# start of Passage provided
Haste definitely makes waste... pool fail. Suggestions for rebuild welcome!

kelcgene

Member
Jul 10, 2018
13
La Crosse
Hi all, we moved to a new house in June 2018 with gorgeous views and a big hole in a two tiered deck. What else to put back-in, but a pool?! Our thoughts exactly!




We received our Intex 12'x24' pool in early 2018, dimensions were almost a perfect match to the hole. In our excitement to get it set up we leveled the ground and tampered it to what we thought was relatively "good enough" and we decided, what the heck, let's just try it and see what happens. It seemed pretty level and we had a sparkling pool in weeks thanks to TFP that we got to enjoy for about 2 months.




Then, late August, the La Crosse area suffered torrential downpours and major flooding and she just couldn't hold an extra 10" of rain. Her legs buckled on the far side (which might have been a bit sandier) where it was probably a bit lower than the rest of the pool and she overflowed.


At that time I knew at least 3 of the legs had buckled, and suspected more because they sunk so far into the ground. Since I was still under the 90 day warranty with intex, I got 4 replacement legs. So I quickly got to work draining the pool, which seemed to never en. And thankfully we have a giant storm culvert on our property that I can drain into and not have to send thousands of gallons of sanitized water down our beautiful yard. What a depressing moment. We were just about to have one of our last pool parties of the year over labor day. I clearly shouldn't have invited everyone over the day before the rain. Also, word to the wise... never put your phone in your robe pocket and try to fix the corner of your pool while kneeling on the deck... your phone WILL go for a swim in ankle deep water. It wasn't a very good week for me while my husband was out of town for training! UGH.


We finally had time this past weekend to attend to the ~3" of water that was left in the pool. It sat there for a good 3 weeks and was getting gunky and full of leaves and tree gunk. And once we got down in there to sweep the water toward the pump, it was developing a smell. Ick! Now she is clean again! No gunk, and I sprayed Simple Green all over as we re-sprayed the pool when we were pumping out the remaining water so that the smell would dissipate and my brain would feel better about attempting to clean it. I don't have an after picture, but you can pretty much guess what an empty intex pool looks like. Sad and depressed, that's what! Especially when this past weekend was a HOT 92*+ in September! Oh, and it turns out a good 6 or 7 legs are shot. Boooo!
# end of Passage provided
### Tasks for this exercise
- a) In the post about the failed pool, what size was the Intex pool?
- b) Return the part of the pool post from "Haste definitely makes" to "Our thoughts exactly!", copied word for word.
# start of Available data
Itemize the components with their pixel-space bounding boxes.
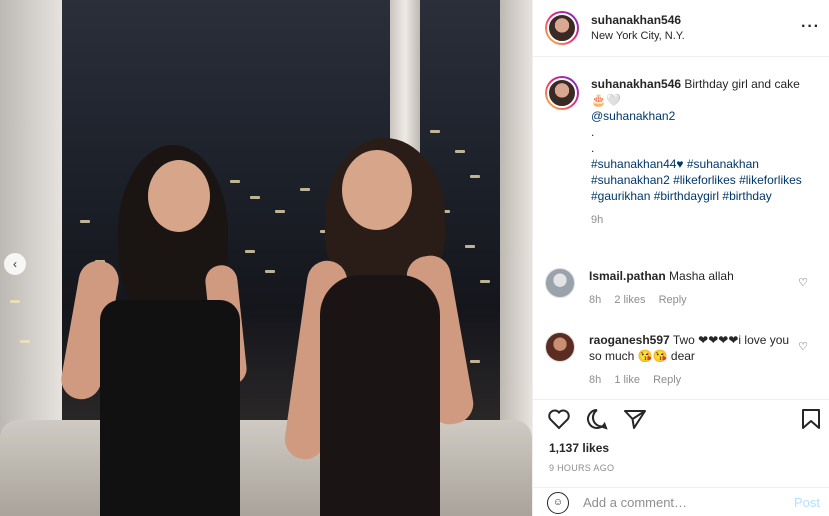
# end of Available data
### Solved tasks
- a) 12'x24'

- b)
Haste definitely makes waste... pool fail. Suggestions for rebuild welcome!

kelcgene

Member
Jul 10, 2018
13
La Crosse
Hi all, we moved to a new house in June 2018 with gorgeous views and a big hole in a two tiered deck. What else to put back-in, but a pool?! Our thoughts exactly!